begin GIVEN DATA

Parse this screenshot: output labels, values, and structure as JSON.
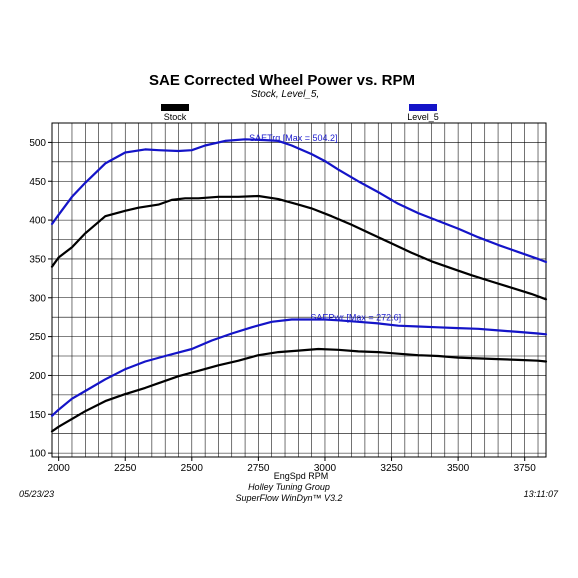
{
  "chart_data": {
    "type": "line",
    "title": "SAE Corrected Wheel Power vs. RPM",
    "subtitle": "Stock, Level_5,",
    "xlabel": "EngSpd RPM",
    "ylabel": "",
    "xlim": [
      1975,
      3830
    ],
    "ylim": [
      95,
      525
    ],
    "x_ticks": [
      2000,
      2250,
      2500,
      2750,
      3000,
      3250,
      3500,
      3750
    ],
    "y_ticks": [
      100,
      150,
      200,
      250,
      300,
      350,
      400,
      450,
      500
    ],
    "grid": true,
    "legend": [
      {
        "name": "Stock",
        "color": "#000000"
      },
      {
        "name": "Level_5",
        "color": "#1414c8"
      }
    ],
    "series": [
      {
        "legend": "Level_5",
        "color": "#1414c8",
        "quantity": "SAETrq",
        "x": [
          1975,
          2000,
          2050,
          2100,
          2175,
          2250,
          2325,
          2375,
          2450,
          2500,
          2550,
          2625,
          2700,
          2775,
          2825,
          2875,
          2950,
          3000,
          3050,
          3125,
          3200,
          3275,
          3350,
          3425,
          3500,
          3575,
          3650,
          3725,
          3800,
          3830
        ],
        "values": [
          395,
          407,
          430,
          448,
          473,
          487,
          491,
          490,
          489,
          490,
          496,
          502,
          504,
          503,
          502,
          496,
          485,
          476,
          465,
          450,
          436,
          421,
          409,
          399,
          389,
          378,
          368,
          359,
          350,
          346
        ]
      },
      {
        "legend": "Stock",
        "color": "#000000",
        "quantity": "SAETrq",
        "x": [
          1975,
          2000,
          2050,
          2100,
          2175,
          2250,
          2300,
          2375,
          2425,
          2475,
          2525,
          2600,
          2675,
          2750,
          2825,
          2900,
          2950,
          3025,
          3100,
          3175,
          3250,
          3325,
          3400,
          3475,
          3550,
          3625,
          3700,
          3775,
          3830
        ],
        "values": [
          340,
          352,
          365,
          383,
          405,
          412,
          416,
          420,
          426,
          428,
          428,
          430,
          430,
          431,
          427,
          420,
          415,
          405,
          394,
          382,
          370,
          358,
          347,
          338,
          329,
          321,
          313,
          305,
          298
        ]
      },
      {
        "legend": "Level_5",
        "color": "#1414c8",
        "quantity": "SAEPwr",
        "x": [
          1975,
          2000,
          2050,
          2100,
          2175,
          2250,
          2325,
          2400,
          2500,
          2575,
          2650,
          2725,
          2800,
          2875,
          2950,
          3000,
          3050,
          3125,
          3200,
          3275,
          3350,
          3425,
          3500,
          3575,
          3650,
          3725,
          3800,
          3830
        ],
        "values": [
          148,
          156,
          170,
          180,
          195,
          208,
          218,
          225,
          234,
          245,
          254,
          262,
          269,
          272,
          272,
          272,
          271,
          269,
          267,
          264,
          263,
          262,
          261,
          260,
          258,
          256,
          254,
          253
        ]
      },
      {
        "legend": "Stock",
        "color": "#000000",
        "quantity": "SAEPwr",
        "x": [
          1975,
          2000,
          2050,
          2100,
          2175,
          2250,
          2325,
          2375,
          2450,
          2525,
          2600,
          2675,
          2750,
          2825,
          2900,
          2975,
          3050,
          3125,
          3200,
          3275,
          3350,
          3425,
          3500,
          3575,
          3650,
          3725,
          3800,
          3830
        ],
        "values": [
          128,
          134,
          144,
          154,
          167,
          176,
          184,
          190,
          199,
          206,
          213,
          219,
          226,
          230,
          232,
          234,
          233,
          231,
          230,
          228,
          226,
          225,
          223,
          222,
          221,
          220,
          219,
          218
        ]
      }
    ],
    "annotations": [
      {
        "text": "SAETrq [Max = 504.2]",
        "x": 2715,
        "y": 502
      },
      {
        "text": "SAEPwr [Max = 272.6]",
        "x": 2945,
        "y": 271
      }
    ]
  },
  "footer": {
    "date": "05/23/23",
    "company": "Holley Tuning Group",
    "software": "SuperFlow WinDyn™ V3.2",
    "time": "13:11:07"
  }
}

end GIVEN DATA

WORK TO BE COMPLETED:
Show the lines where the word "Stock" appears in the entries.

RESPONSE TO THIS TASK:
    "subtitle": "Stock, Level_5,",
        "name": "Stock",
        "legend": "Stock",
        "legend": "Stock",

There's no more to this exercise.